State the number of lines in the material below that have "Cellulose" in them, without any other text.

(SUPPLIED MATERIAL)
........
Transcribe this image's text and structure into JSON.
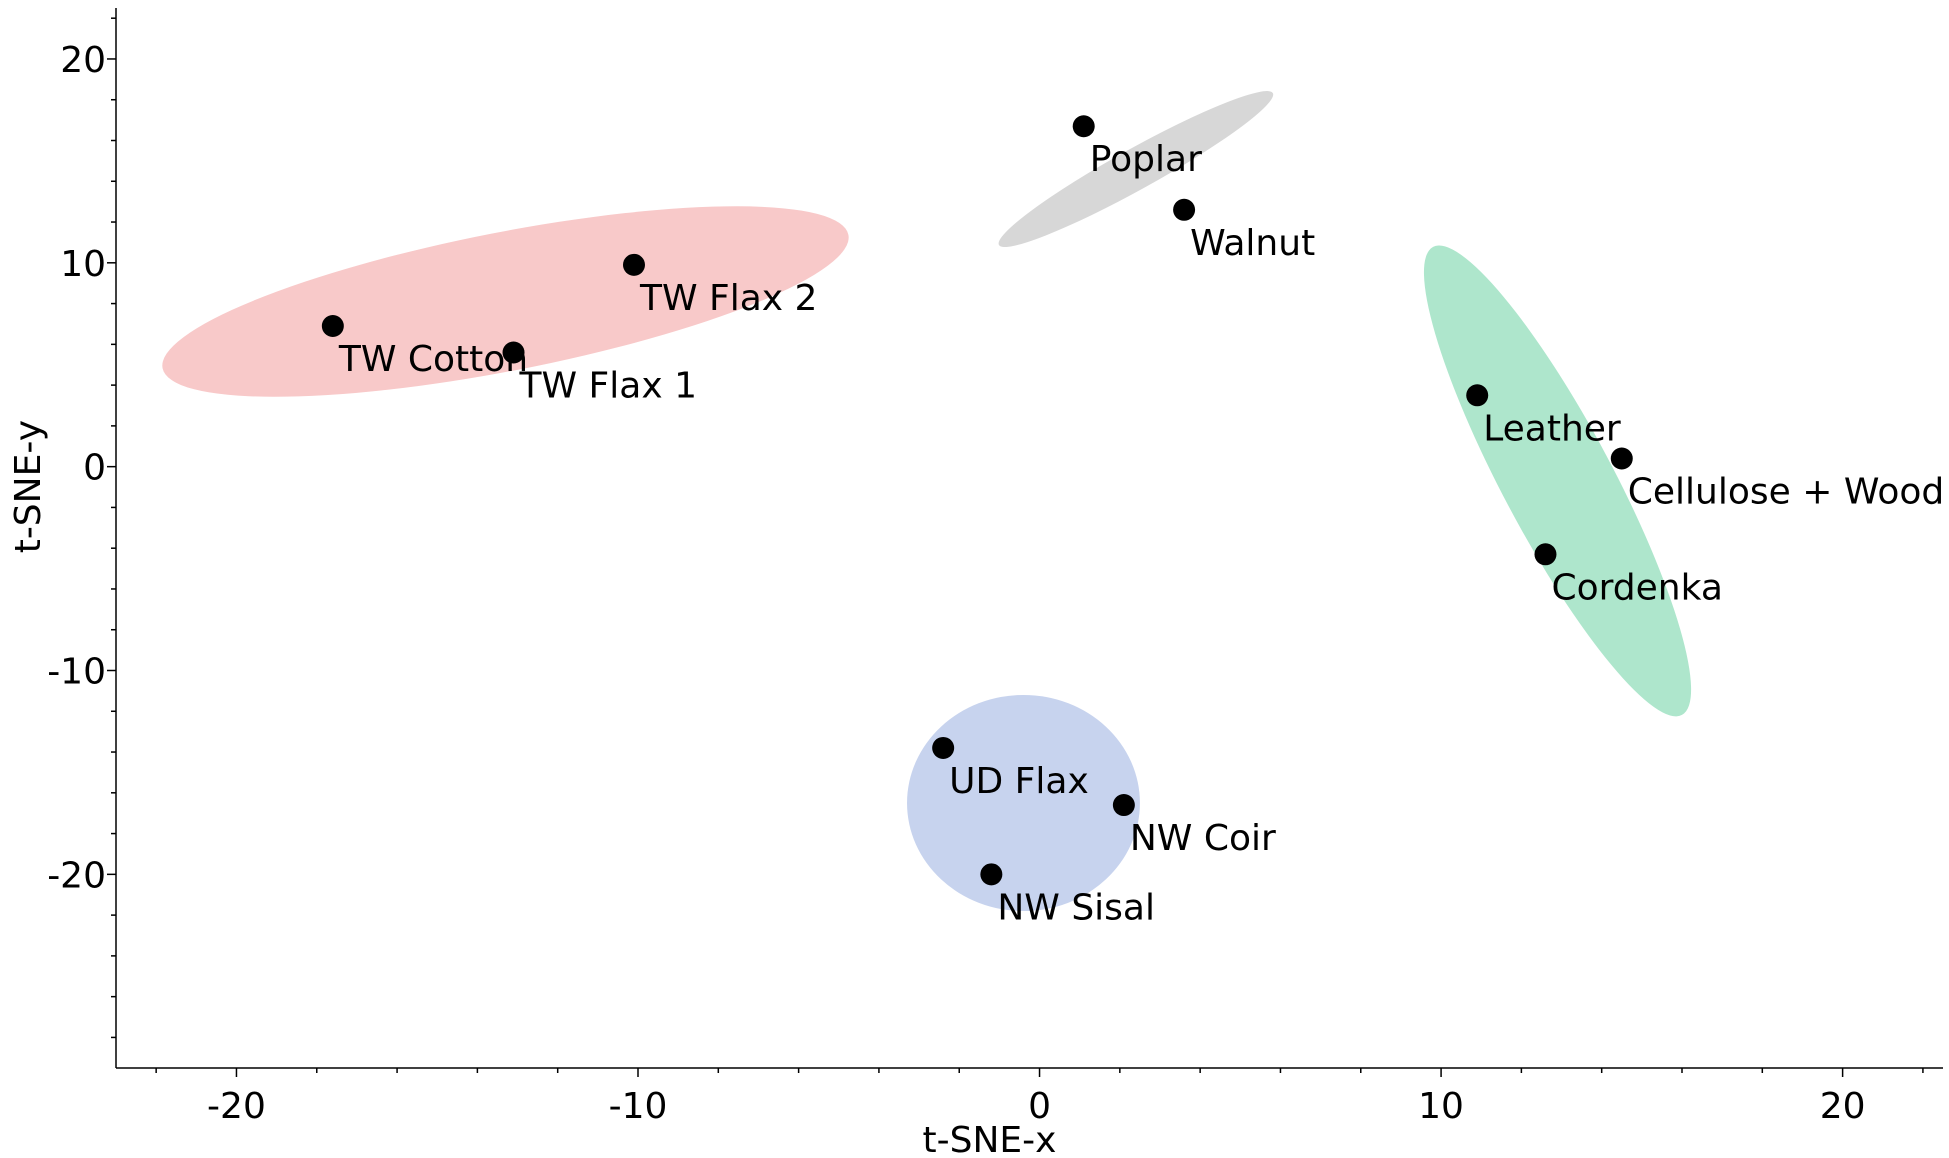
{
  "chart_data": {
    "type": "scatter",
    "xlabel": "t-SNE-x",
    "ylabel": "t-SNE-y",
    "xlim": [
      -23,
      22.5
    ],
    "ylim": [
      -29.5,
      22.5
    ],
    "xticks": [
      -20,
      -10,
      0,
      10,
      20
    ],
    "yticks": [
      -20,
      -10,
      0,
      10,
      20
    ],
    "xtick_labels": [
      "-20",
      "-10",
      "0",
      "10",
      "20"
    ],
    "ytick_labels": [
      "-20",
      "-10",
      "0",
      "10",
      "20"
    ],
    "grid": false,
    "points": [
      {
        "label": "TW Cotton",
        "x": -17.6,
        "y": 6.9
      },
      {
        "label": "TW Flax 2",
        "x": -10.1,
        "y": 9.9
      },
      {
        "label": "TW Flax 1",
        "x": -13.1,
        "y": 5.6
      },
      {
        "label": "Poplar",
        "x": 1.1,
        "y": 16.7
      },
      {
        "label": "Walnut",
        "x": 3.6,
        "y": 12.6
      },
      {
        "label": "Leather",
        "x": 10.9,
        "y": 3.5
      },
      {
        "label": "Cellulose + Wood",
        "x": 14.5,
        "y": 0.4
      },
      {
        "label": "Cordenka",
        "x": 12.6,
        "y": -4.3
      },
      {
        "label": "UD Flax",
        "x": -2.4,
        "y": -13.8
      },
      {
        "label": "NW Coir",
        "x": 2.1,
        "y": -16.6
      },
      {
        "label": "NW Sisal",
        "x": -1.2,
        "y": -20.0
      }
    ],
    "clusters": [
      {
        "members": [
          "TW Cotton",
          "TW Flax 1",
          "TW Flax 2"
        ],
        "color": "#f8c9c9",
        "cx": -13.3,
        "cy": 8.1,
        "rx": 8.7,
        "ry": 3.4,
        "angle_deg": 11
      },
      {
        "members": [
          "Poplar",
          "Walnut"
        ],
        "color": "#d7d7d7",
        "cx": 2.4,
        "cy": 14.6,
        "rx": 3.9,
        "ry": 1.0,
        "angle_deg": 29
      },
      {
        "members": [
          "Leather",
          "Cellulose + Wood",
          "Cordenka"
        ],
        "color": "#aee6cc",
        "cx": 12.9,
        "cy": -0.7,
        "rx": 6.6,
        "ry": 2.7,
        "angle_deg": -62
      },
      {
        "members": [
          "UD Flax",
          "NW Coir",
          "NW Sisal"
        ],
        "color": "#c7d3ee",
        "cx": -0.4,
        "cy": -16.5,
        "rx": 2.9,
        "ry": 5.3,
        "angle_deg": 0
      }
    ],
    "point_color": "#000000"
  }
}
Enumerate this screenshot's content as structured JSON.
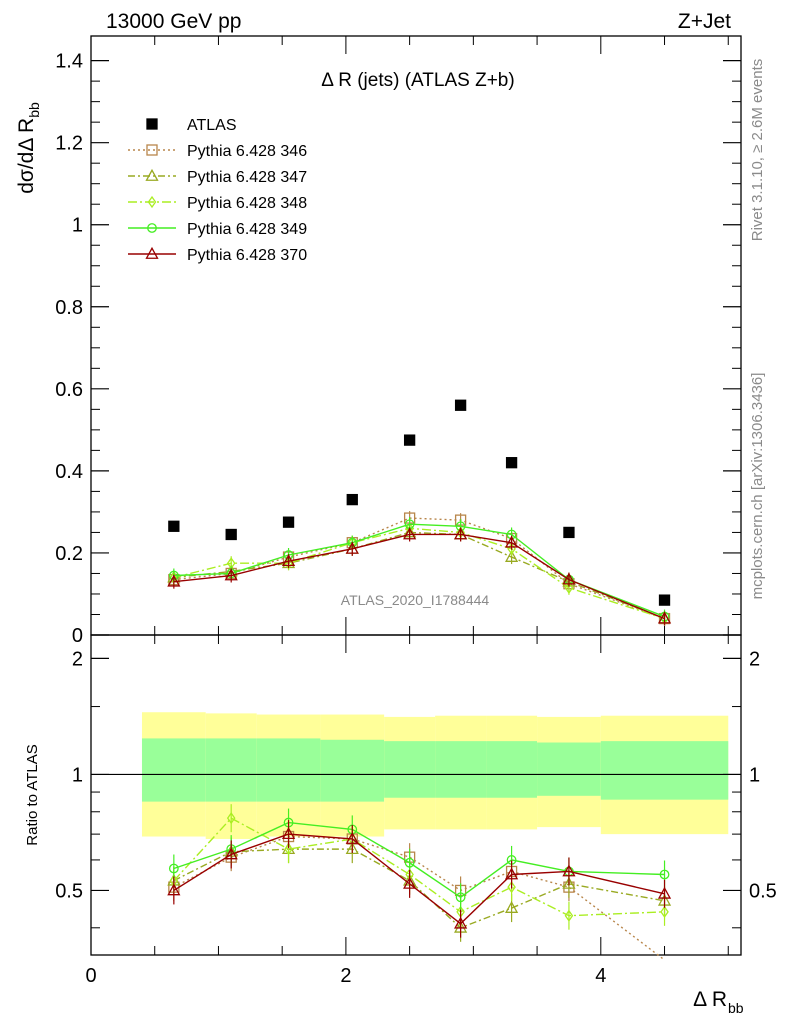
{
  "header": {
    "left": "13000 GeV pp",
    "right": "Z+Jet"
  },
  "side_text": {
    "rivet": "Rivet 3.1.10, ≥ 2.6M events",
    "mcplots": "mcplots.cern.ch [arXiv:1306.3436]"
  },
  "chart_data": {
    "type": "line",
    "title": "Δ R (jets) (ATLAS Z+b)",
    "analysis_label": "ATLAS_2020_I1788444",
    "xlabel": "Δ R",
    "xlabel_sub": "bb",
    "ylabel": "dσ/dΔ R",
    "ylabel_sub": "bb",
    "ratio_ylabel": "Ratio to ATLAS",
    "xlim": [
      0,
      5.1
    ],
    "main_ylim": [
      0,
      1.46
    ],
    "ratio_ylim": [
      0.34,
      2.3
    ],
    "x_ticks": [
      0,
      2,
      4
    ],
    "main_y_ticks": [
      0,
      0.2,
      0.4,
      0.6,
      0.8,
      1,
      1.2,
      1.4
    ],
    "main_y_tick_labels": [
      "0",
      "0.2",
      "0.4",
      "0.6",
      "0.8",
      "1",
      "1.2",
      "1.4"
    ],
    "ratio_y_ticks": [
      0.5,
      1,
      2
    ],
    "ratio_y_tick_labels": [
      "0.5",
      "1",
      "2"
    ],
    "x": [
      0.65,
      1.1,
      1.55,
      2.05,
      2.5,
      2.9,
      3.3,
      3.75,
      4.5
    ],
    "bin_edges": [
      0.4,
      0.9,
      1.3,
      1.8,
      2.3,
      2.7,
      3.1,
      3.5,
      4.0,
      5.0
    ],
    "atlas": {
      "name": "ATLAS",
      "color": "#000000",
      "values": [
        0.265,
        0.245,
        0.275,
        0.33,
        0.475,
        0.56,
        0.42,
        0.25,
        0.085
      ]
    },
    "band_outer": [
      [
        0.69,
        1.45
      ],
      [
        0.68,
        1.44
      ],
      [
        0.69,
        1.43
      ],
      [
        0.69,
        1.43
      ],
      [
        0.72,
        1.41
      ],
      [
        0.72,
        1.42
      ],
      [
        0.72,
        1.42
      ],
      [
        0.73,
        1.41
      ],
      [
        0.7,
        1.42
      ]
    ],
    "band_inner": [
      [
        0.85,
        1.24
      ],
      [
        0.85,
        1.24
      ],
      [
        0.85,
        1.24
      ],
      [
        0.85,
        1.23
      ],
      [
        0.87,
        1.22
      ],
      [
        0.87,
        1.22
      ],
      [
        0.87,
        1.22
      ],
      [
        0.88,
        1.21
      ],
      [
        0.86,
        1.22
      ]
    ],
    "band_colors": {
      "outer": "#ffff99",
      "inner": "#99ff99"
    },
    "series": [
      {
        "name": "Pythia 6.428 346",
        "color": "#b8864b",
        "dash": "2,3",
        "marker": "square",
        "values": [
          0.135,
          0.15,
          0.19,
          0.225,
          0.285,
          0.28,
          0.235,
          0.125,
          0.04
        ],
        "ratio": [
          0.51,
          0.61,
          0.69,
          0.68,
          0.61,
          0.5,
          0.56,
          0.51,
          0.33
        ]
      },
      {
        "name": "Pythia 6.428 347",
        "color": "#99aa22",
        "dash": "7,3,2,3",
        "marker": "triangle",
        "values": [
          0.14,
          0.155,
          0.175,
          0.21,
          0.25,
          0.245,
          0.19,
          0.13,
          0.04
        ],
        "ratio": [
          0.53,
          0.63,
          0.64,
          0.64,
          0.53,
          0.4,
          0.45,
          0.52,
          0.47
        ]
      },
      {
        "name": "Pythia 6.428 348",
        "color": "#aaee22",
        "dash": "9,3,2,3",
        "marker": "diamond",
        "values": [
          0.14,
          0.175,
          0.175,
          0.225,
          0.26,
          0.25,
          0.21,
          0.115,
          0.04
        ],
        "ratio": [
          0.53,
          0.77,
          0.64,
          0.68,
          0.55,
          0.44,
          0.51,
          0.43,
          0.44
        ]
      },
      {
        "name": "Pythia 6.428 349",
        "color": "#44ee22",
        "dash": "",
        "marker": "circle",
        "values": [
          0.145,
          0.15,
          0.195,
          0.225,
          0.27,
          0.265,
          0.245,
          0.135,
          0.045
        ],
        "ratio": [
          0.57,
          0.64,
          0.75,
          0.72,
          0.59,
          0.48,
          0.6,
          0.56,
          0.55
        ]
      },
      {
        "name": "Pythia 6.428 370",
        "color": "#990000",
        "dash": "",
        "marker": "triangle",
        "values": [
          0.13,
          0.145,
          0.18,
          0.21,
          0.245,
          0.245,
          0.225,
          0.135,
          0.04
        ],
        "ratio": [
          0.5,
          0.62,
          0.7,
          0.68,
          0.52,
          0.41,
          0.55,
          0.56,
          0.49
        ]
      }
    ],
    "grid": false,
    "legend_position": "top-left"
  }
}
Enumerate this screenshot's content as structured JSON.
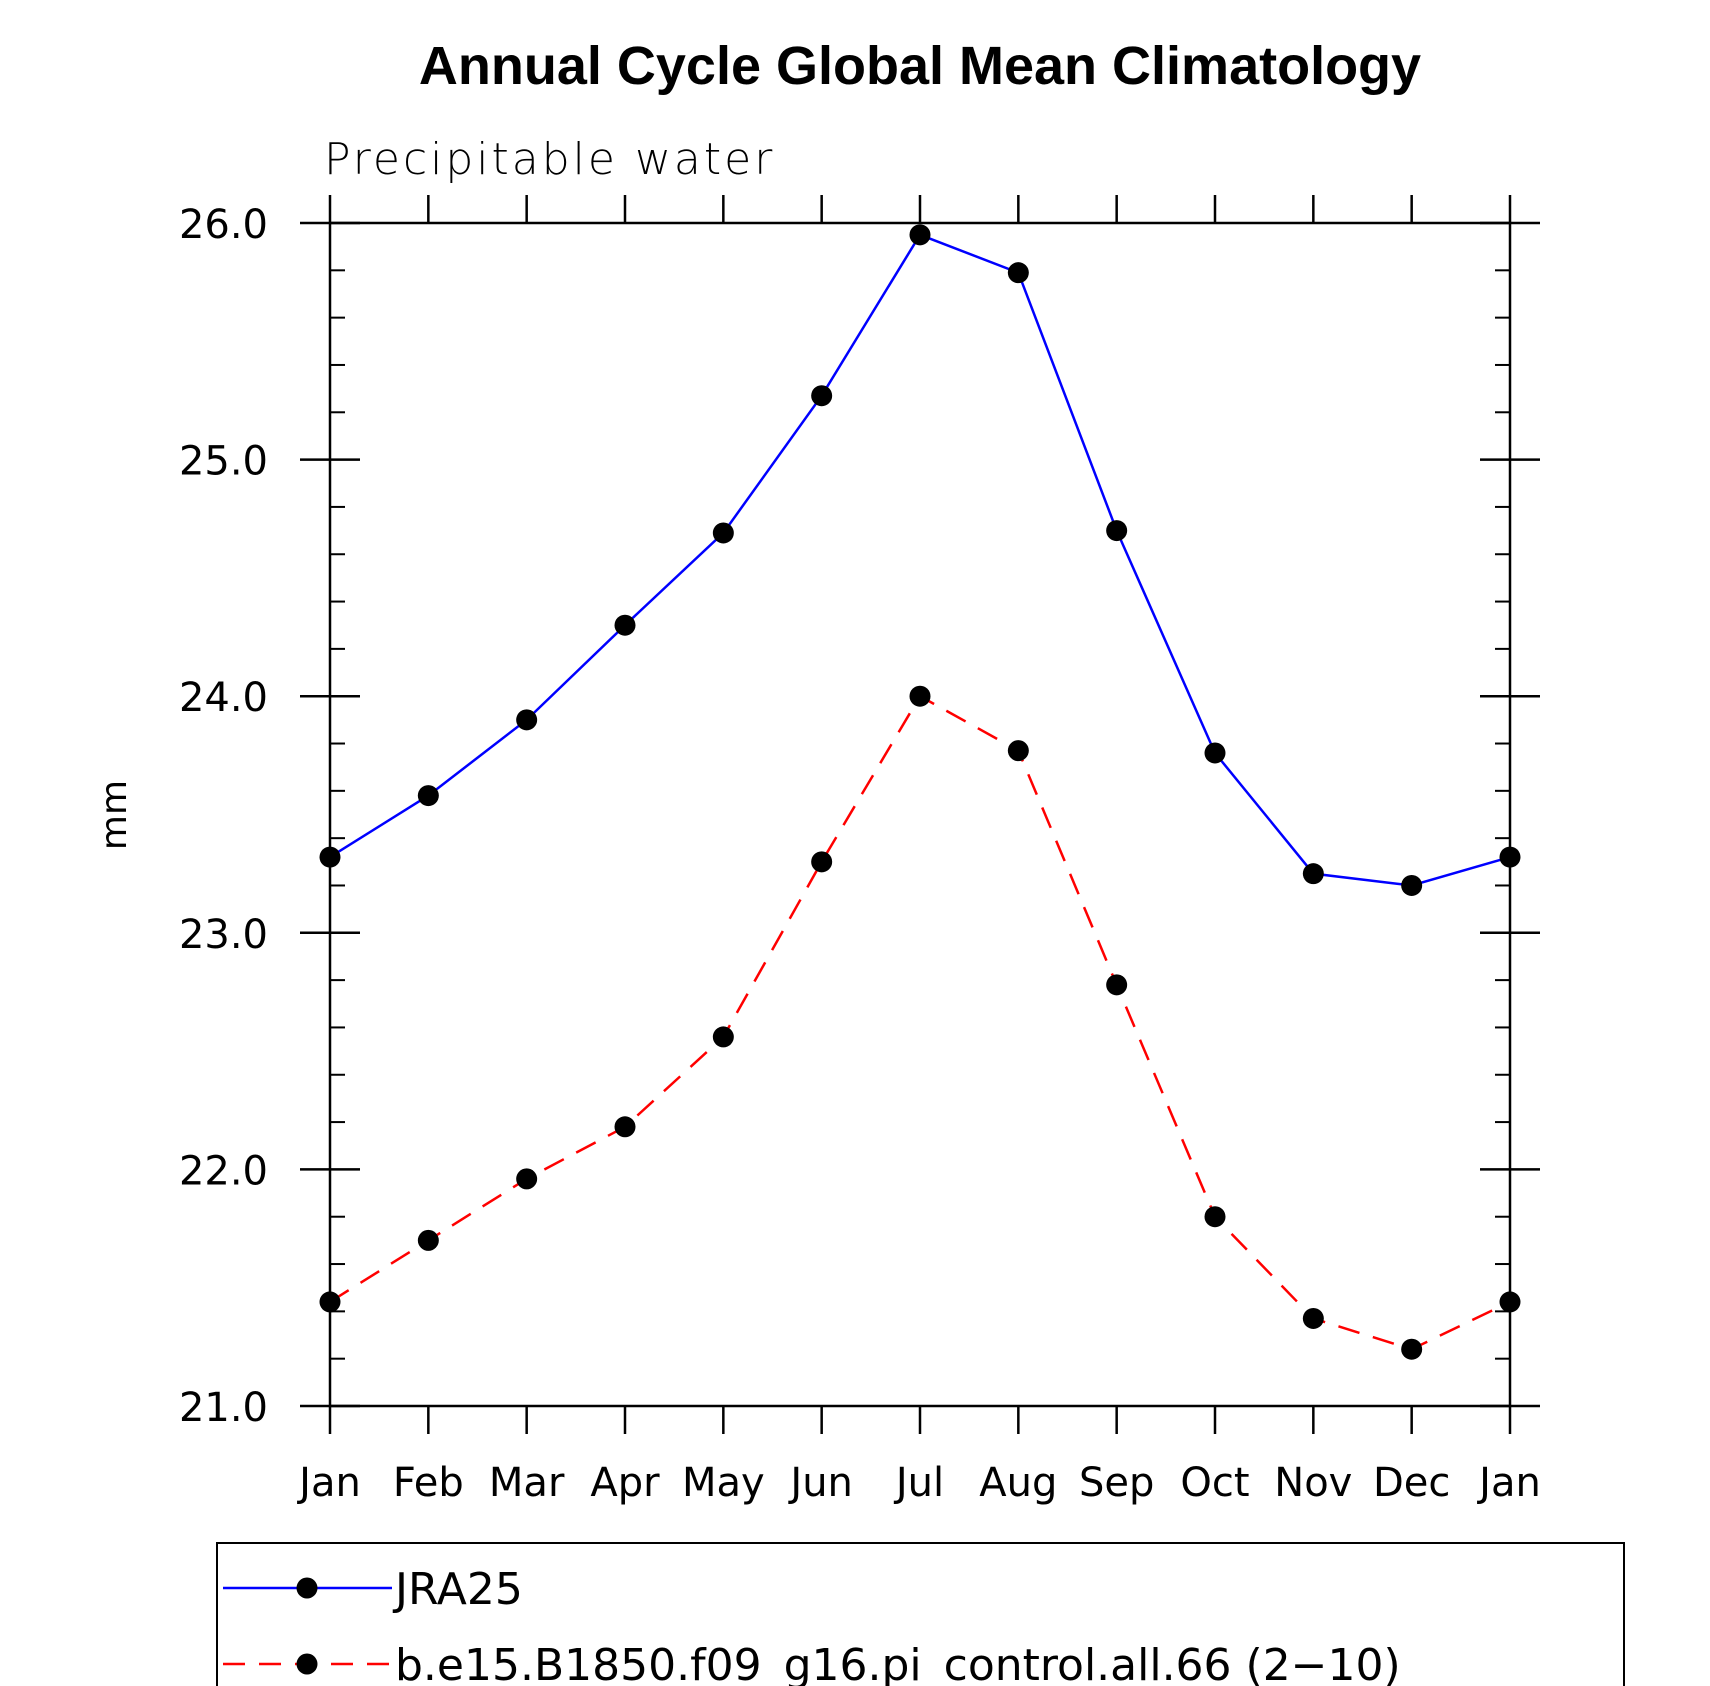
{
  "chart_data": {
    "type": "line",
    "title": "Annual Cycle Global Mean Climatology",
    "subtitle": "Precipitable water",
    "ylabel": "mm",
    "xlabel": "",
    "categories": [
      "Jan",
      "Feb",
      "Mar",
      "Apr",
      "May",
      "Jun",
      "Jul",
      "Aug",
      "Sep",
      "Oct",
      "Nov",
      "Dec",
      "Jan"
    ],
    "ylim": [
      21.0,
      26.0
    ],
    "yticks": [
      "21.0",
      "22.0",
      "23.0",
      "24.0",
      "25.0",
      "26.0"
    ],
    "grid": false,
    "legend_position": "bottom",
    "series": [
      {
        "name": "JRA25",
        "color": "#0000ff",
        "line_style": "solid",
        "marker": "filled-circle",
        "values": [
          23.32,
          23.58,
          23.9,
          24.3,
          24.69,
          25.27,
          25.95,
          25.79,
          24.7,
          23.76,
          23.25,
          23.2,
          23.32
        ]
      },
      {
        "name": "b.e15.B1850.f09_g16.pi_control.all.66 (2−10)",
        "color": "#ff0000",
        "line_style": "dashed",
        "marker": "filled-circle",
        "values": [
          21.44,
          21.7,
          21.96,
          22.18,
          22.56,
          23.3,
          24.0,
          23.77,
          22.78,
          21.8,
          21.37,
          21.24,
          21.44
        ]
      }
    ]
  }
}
........
(WRITTEN REPLY) 2